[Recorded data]
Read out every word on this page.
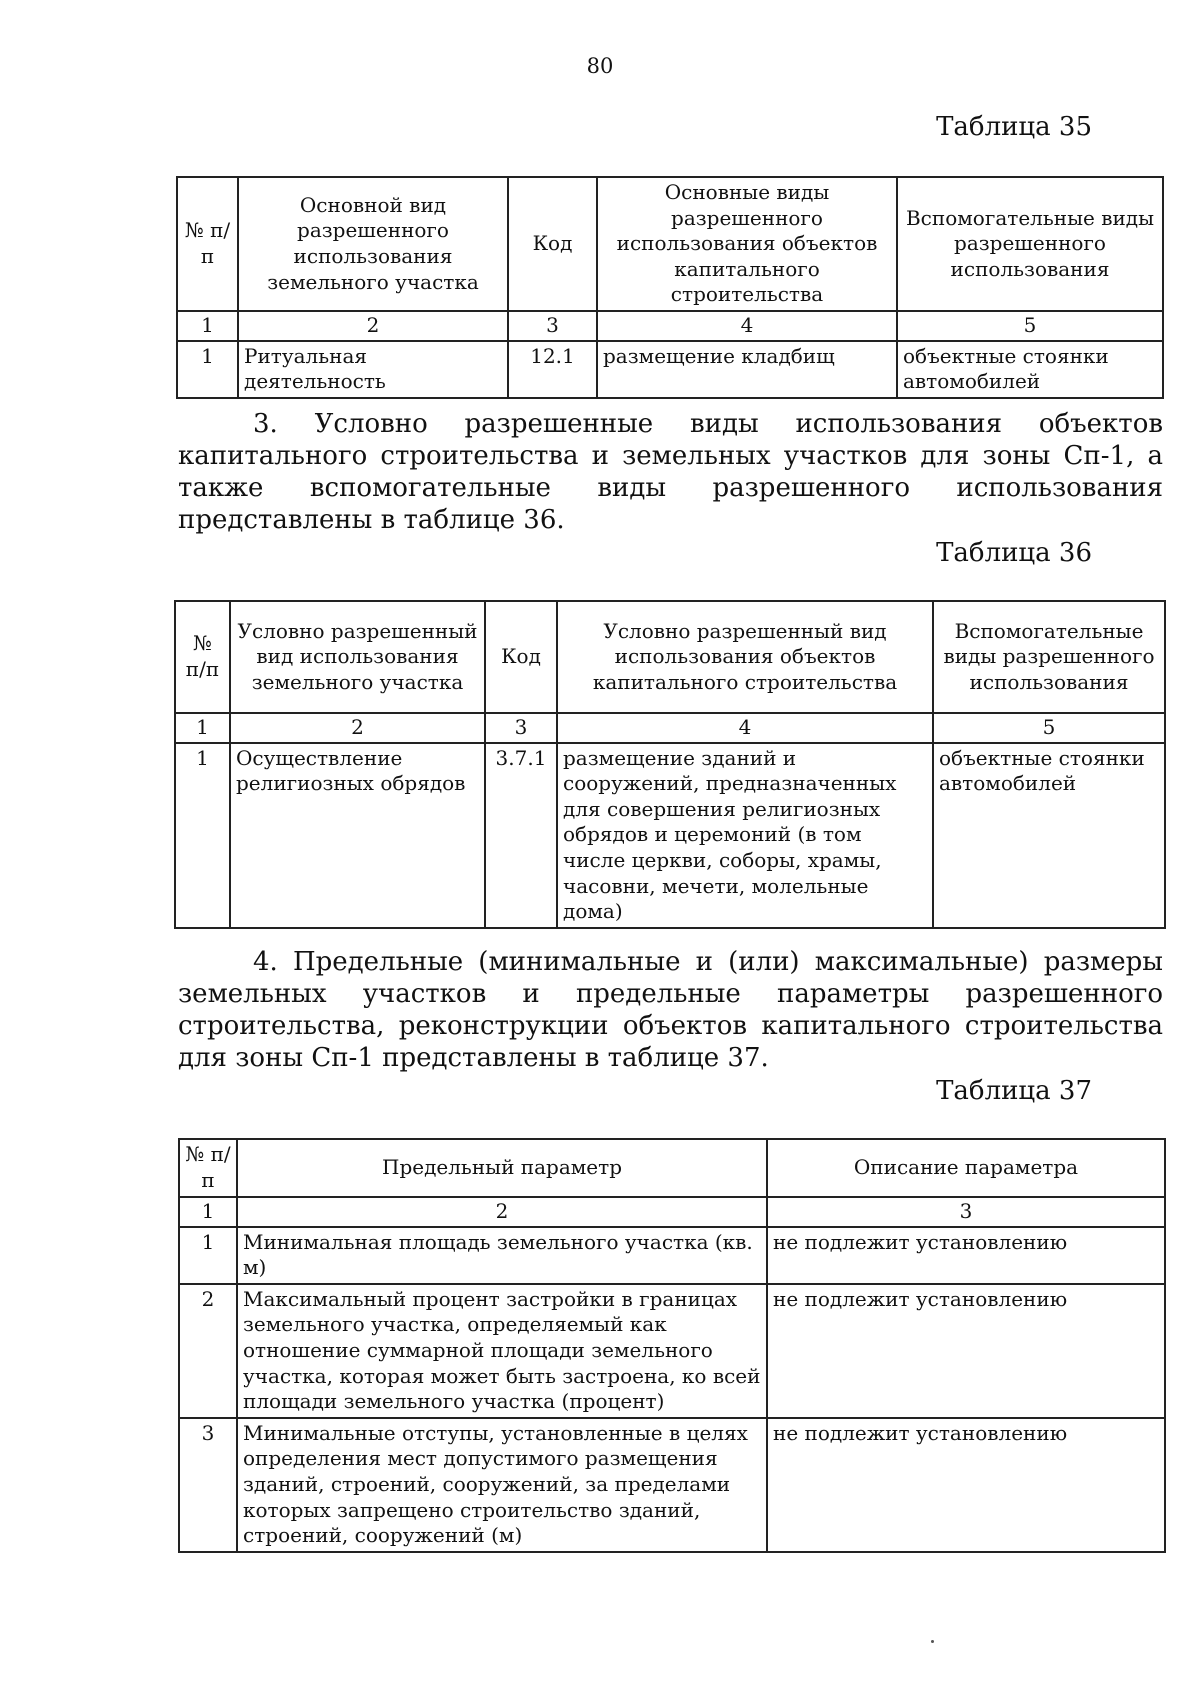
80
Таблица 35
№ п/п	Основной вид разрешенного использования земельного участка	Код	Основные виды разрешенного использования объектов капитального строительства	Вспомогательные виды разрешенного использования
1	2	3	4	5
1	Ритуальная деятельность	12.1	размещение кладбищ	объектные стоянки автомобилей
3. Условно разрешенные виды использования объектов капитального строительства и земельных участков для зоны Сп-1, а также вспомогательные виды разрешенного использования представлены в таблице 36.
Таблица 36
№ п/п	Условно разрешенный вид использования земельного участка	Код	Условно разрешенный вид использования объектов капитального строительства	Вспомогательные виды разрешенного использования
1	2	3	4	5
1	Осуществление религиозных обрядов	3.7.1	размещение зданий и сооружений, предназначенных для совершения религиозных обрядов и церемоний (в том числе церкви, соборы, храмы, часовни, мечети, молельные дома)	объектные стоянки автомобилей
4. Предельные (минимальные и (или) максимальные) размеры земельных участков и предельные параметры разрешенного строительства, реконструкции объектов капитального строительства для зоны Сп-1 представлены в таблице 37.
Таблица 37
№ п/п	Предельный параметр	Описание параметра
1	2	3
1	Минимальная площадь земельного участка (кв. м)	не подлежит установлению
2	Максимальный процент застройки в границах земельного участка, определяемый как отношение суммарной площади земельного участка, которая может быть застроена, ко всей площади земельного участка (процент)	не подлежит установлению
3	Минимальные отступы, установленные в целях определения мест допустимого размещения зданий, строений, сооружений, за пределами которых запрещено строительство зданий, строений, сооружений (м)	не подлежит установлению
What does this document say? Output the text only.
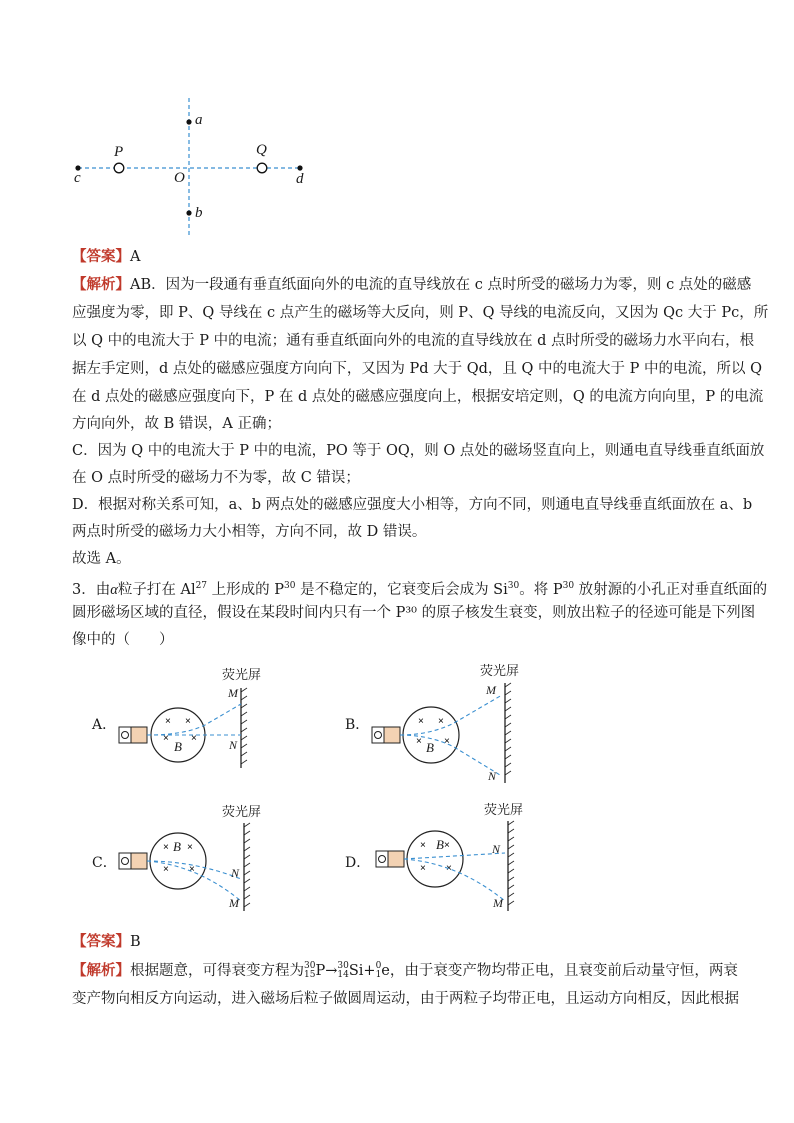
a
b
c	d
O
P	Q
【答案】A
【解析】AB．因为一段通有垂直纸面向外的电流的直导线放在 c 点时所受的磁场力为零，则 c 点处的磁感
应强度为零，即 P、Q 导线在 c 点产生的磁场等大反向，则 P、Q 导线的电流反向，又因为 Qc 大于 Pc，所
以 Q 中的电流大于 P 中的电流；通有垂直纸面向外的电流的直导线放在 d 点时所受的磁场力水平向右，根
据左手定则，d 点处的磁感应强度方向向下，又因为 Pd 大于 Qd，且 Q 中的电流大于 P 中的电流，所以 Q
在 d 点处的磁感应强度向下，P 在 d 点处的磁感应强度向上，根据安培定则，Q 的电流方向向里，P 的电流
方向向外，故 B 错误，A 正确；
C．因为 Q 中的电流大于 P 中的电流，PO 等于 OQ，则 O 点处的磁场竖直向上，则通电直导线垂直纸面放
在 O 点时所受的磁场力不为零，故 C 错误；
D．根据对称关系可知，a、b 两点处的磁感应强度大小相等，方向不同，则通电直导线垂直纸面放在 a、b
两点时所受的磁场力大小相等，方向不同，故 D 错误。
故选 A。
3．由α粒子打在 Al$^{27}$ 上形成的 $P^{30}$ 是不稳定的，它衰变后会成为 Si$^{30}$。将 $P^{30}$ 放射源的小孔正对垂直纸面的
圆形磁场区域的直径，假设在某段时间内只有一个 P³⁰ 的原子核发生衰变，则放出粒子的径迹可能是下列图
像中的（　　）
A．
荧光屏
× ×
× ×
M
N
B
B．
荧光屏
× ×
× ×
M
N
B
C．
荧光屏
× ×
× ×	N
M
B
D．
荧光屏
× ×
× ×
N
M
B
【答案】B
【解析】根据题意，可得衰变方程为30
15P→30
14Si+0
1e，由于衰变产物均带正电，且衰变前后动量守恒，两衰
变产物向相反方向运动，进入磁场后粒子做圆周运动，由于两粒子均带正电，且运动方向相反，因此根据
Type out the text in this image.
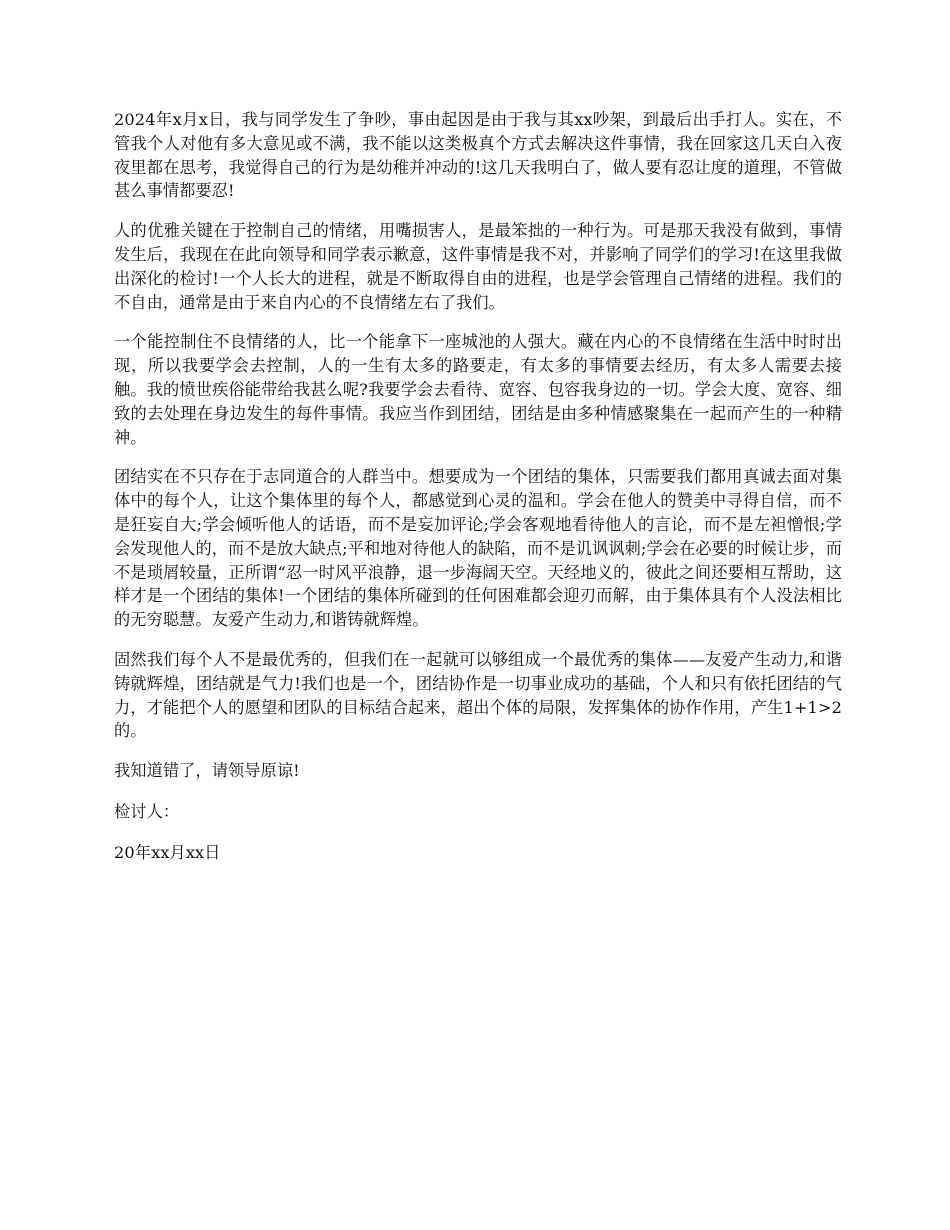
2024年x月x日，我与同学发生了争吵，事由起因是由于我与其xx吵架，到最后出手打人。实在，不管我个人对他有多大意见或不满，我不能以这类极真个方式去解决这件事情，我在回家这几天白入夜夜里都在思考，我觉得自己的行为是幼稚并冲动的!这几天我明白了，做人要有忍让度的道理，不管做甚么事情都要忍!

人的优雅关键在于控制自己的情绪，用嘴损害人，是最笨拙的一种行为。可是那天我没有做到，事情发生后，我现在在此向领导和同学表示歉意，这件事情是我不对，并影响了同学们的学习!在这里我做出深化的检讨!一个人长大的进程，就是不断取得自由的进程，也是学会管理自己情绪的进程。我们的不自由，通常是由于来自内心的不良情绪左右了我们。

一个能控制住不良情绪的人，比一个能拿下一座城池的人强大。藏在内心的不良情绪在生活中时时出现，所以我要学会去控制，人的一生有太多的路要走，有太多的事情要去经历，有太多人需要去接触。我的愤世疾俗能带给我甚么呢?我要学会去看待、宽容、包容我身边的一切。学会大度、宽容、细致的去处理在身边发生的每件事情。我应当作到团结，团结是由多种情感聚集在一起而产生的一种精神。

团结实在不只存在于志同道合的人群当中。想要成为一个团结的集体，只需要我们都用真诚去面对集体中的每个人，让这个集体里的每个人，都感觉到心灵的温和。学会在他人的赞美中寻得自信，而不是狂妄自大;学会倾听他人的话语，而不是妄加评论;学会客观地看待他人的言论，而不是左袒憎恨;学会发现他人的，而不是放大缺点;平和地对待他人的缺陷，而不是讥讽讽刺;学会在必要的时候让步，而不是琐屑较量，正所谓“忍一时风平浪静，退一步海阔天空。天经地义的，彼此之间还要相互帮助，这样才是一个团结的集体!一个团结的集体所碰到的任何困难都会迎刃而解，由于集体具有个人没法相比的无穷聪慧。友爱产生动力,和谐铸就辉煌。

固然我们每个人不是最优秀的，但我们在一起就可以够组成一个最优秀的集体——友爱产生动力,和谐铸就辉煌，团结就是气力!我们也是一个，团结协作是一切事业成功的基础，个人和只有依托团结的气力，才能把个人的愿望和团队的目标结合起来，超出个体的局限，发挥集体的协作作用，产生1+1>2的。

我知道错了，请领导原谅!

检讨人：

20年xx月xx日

SET PROBLEM:
Reproduce all of the material above word for word. Omit the pictures.

WRITTEN REPLY:
Read out every word on this page.
80
Таблица 35
№ п/п	Основной вид разрешенного использования земельного участка	Код	Основные виды разрешенного использования объектов капитального строительства	Вспомогательные виды разрешенного использования
1	2	3	4	5
1	Ритуальная деятельность	12.1	размещение кладбищ	объектные стоянки автомобилей
3. Условно разрешенные виды использования объектов капитального строительства и земельных участков для зоны Сп-1, а также вспомогательные виды разрешенного использования представлены в таблице 36.
Таблица 36
№ п/п	Условно разрешенный вид использования земельного участка	Код	Условно разрешенный вид использования объектов капитального строительства	Вспомогательные виды разрешенного использования
1	2	3	4	5
1	Осуществление религиозных обрядов	3.7.1	размещение зданий и сооружений, предназначенных для совершения религиозных обрядов и церемоний (в том числе церкви, соборы, храмы, часовни, мечети, молельные дома)	объектные стоянки автомобилей
4. Предельные (минимальные и (или) максимальные) размеры земельных участков и предельные параметры разрешенного строительства, реконструкции объектов капитального строительства для зоны Сп-1 представлены в таблице 37.
Таблица 37
№ п/п	Предельный параметр	Описание параметра
1	2	3
1	Минимальная площадь земельного участка (кв. м)	не подлежит установлению
2	Максимальный процент застройки в границах земельного участка, определяемый как отношение суммарной площади земельного участка, которая может быть застроена, ко всей площади земельного участка (процент)	не подлежит установлению
3	Минимальные отступы, установленные в целях определения мест допустимого размещения зданий, строений, сооружений, за пределами которых запрещено строительство зданий, строений, сооружений (м)	не подлежит установлению
What does this document say? Output the text only.
a
b
c	d
O
P	Q
【答案】A
【解析】AB．因为一段通有垂直纸面向外的电流的直导线放在 c 点时所受的磁场力为零，则 c 点处的磁感
应强度为零，即 P、Q 导线在 c 点产生的磁场等大反向，则 P、Q 导线的电流反向，又因为 Qc 大于 Pc，所
以 Q 中的电流大于 P 中的电流；通有垂直纸面向外的电流的直导线放在 d 点时所受的磁场力水平向右，根
据左手定则，d 点处的磁感应强度方向向下，又因为 Pd 大于 Qd，且 Q 中的电流大于 P 中的电流，所以 Q
在 d 点处的磁感应强度向下，P 在 d 点处的磁感应强度向上，根据安培定则，Q 的电流方向向里，P 的电流
方向向外，故 B 错误，A 正确；
C．因为 Q 中的电流大于 P 中的电流，PO 等于 OQ，则 O 点处的磁场竖直向上，则通电直导线垂直纸面放
在 O 点时所受的磁场力不为零，故 C 错误；
D．根据对称关系可知，a、b 两点处的磁感应强度大小相等，方向不同，则通电直导线垂直纸面放在 a、b
两点时所受的磁场力大小相等，方向不同，故 D 错误。
故选 A。
3．由α粒子打在 Al$^{27}$ 上形成的 $P^{30}$ 是不稳定的，它衰变后会成为 Si$^{30}$。将 $P^{30}$ 放射源的小孔正对垂直纸面的
圆形磁场区域的直径，假设在某段时间内只有一个 P³⁰ 的原子核发生衰变，则放出粒子的径迹可能是下列图
像中的（　　）
A．
荧光屏
× ×
× ×
M
N
B
B．
荧光屏
× ×
× ×
M
N
B
C．
荧光屏
× ×
× ×	N
M
B
D．
荧光屏
× ×
× ×
N
M
B
【答案】B
【解析】根据题意，可得衰变方程为30
15P→30
14Si+0
1e，由于衰变产物均带正电，且衰变前后动量守恒，两衰
变产物向相反方向运动，进入磁场后粒子做圆周运动，由于两粒子均带正电，且运动方向相反，因此根据
Type out the text in this image.
2024年x月x日，我与同学发生了争吵，事由起因是由于我与其xx吵架，到最后出手打人。实在，不管我个人对他有多大意见或不满，我不能以这类极真个方式去解决这件事情，我在回家这几天白入夜夜里都在思考，我觉得自己的行为是幼稚并冲动的!这几天我明白了，做人要有忍让度的道理，不管做甚么事情都要忍!

人的优雅关键在于控制自己的情绪，用嘴损害人，是最笨拙的一种行为。可是那天我没有做到，事情发生后，我现在在此向领导和同学表示歉意，这件事情是我不对，并影响了同学们的学习!在这里我做出深化的检讨!一个人长大的进程，就是不断取得自由的进程，也是学会管理自己情绪的进程。我们的不自由，通常是由于来自内心的不良情绪左右了我们。

一个能控制住不良情绪的人，比一个能拿下一座城池的人强大。藏在内心的不良情绪在生活中时时出现，所以我要学会去控制，人的一生有太多的路要走，有太多的事情要去经历，有太多人需要去接触。我的愤世疾俗能带给我甚么呢?我要学会去看待、宽容、包容我身边的一切。学会大度、宽容、细致的去处理在身边发生的每件事情。我应当作到团结，团结是由多种情感聚集在一起而产生的一种精神。

团结实在不只存在于志同道合的人群当中。想要成为一个团结的集体，只需要我们都用真诚去面对集体中的每个人，让这个集体里的每个人，都感觉到心灵的温和。学会在他人的赞美中寻得自信，而不是狂妄自大;学会倾听他人的话语，而不是妄加评论;学会客观地看待他人的言论，而不是左袒憎恨;学会发现他人的，而不是放大缺点;平和地对待他人的缺陷，而不是讥讽讽刺;学会在必要的时候让步，而不是琐屑较量，正所谓“忍一时风平浪静，退一步海阔天空。天经地义的，彼此之间还要相互帮助，这样才是一个团结的集体!一个团结的集体所碰到的任何困难都会迎刃而解，由于集体具有个人没法相比的无穷聪慧。友爱产生动力,和谐铸就辉煌。

固然我们每个人不是最优秀的，但我们在一起就可以够组成一个最优秀的集体——友爱产生动力,和谐铸就辉煌，团结就是气力!我们也是一个，团结协作是一切事业成功的基础，个人和只有依托团结的气力，才能把个人的愿望和团队的目标结合起来，超出个体的局限，发挥集体的协作作用，产生1+1>2的。

我知道错了，请领导原谅!

检讨人：

20年xx月xx日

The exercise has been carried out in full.